---------- RECORDS FOR THIS EXERCISE ----------

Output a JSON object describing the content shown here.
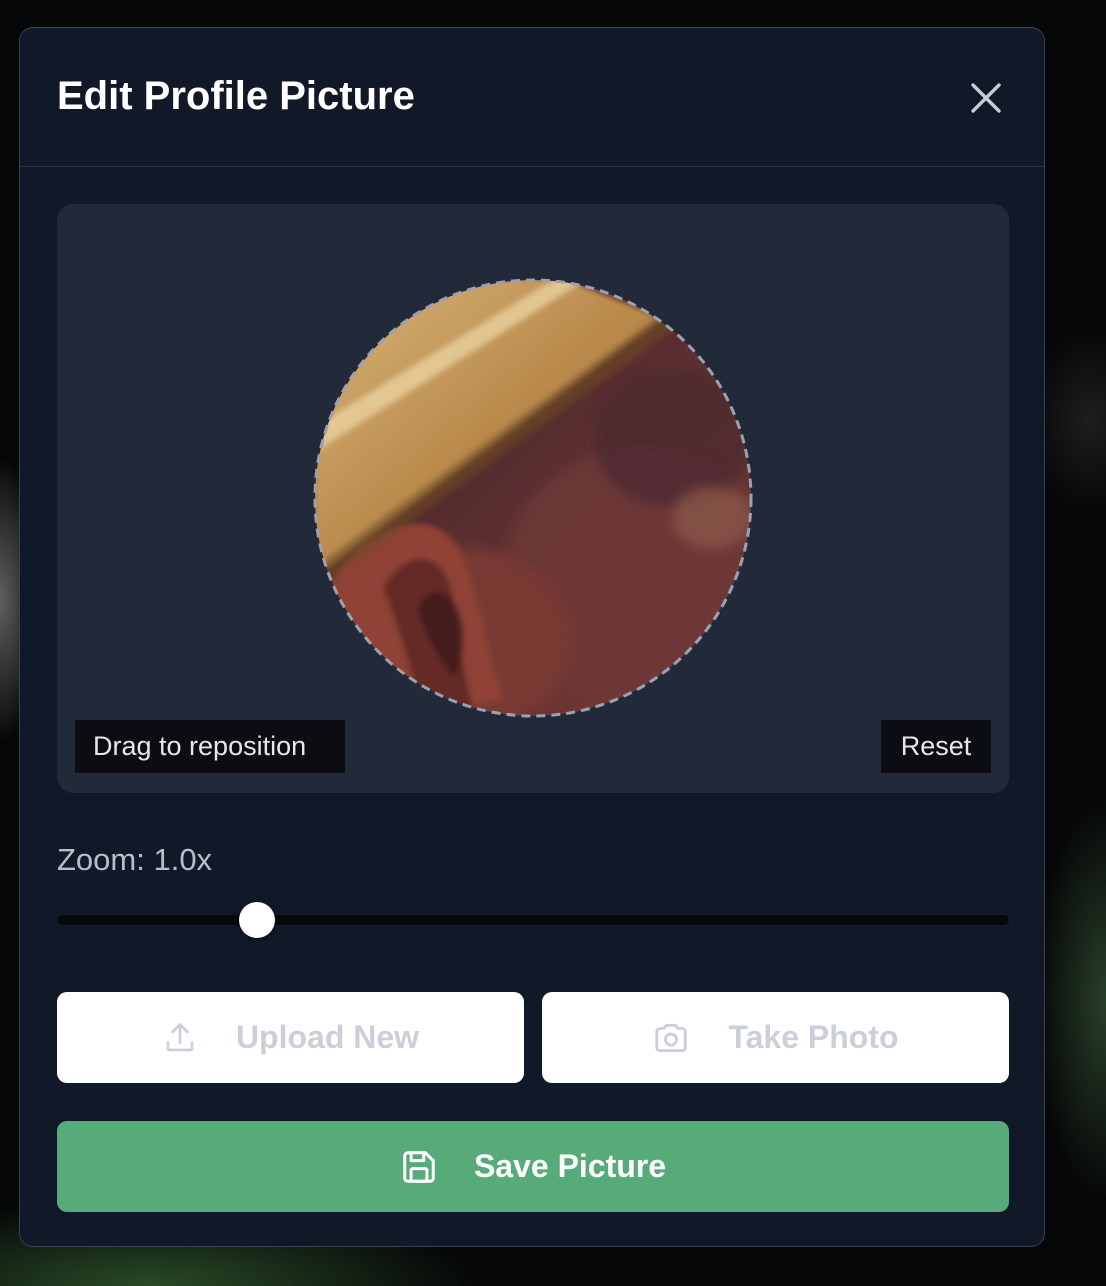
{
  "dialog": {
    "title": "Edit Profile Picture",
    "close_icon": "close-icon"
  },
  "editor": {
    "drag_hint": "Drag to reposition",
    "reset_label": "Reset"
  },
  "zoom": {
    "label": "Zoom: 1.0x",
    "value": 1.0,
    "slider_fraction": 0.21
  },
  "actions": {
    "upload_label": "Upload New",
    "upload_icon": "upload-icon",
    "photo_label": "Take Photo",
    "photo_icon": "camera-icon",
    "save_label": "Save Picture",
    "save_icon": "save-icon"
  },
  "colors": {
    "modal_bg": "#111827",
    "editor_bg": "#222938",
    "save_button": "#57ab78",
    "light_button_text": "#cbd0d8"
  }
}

----------

What is the number of lines in the records that contain the word "icon"? Answer with the number and nothing else.

ANSWER TO THIS PROBLEM:
4